Problem statement:
Search the listing for the string "Female" and copy every line that contains it.

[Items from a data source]
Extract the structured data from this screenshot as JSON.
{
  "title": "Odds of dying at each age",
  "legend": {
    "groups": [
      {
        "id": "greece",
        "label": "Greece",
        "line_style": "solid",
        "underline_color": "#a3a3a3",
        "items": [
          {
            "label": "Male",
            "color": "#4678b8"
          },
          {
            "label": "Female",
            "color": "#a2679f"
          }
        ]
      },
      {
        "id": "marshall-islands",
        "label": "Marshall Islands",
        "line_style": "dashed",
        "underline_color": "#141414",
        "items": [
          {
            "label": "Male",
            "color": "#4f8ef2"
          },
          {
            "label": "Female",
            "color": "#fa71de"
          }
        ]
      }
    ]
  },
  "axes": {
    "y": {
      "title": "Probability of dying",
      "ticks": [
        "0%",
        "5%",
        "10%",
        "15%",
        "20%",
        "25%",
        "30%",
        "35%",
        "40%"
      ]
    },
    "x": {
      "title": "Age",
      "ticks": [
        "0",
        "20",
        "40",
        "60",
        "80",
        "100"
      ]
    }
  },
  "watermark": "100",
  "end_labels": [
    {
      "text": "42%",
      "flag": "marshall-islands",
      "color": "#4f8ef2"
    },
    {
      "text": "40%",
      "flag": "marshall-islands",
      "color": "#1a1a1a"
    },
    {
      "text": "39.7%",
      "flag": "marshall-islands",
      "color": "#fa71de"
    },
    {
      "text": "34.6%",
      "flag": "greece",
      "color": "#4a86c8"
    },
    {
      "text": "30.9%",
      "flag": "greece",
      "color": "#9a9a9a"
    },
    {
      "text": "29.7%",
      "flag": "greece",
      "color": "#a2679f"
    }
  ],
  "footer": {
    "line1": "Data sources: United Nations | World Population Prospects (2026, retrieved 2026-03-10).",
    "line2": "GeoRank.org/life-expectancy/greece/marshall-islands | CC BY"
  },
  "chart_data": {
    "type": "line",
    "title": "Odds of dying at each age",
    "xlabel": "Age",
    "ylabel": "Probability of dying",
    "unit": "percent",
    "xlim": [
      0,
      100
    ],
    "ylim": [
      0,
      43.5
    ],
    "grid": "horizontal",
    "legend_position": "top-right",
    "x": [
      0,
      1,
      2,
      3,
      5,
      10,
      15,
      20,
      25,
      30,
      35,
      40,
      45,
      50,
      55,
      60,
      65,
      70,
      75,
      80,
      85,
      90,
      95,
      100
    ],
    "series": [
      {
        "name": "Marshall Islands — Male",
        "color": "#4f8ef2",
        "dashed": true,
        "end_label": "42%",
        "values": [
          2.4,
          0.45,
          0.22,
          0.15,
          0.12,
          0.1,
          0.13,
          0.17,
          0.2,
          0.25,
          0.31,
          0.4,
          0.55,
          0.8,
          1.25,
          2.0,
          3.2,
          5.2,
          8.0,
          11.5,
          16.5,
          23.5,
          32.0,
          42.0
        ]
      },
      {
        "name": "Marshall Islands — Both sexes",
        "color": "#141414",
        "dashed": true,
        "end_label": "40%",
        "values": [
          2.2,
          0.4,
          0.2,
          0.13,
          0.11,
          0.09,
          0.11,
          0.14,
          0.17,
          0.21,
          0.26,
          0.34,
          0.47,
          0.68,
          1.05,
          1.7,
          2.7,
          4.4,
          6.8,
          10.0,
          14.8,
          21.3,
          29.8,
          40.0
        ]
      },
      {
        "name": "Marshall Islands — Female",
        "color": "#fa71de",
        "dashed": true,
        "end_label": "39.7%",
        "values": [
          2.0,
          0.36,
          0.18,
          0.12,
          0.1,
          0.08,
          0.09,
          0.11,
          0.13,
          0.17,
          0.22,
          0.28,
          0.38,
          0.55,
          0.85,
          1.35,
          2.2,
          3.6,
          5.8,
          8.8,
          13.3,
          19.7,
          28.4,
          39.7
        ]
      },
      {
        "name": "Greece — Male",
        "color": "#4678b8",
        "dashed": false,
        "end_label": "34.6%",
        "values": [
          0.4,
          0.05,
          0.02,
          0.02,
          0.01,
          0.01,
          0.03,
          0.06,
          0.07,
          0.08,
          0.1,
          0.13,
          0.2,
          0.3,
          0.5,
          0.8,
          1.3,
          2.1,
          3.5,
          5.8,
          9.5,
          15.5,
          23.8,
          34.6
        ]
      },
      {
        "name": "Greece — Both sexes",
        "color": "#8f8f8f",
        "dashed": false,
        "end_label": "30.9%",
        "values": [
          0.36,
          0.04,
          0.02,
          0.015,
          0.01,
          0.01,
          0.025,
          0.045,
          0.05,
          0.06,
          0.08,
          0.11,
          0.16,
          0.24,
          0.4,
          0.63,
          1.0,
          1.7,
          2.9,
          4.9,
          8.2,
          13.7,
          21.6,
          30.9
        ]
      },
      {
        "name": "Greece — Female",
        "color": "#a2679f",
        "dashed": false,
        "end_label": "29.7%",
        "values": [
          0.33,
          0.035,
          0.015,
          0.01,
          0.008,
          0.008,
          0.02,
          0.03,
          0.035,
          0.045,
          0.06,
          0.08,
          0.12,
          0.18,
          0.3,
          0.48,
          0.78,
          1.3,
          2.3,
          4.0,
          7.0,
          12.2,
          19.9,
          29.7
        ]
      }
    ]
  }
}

Response below:
            "label": "Female",
            "label": "Female",
        "name": "Marshall Islands — Female",
        "name": "Greece — Female",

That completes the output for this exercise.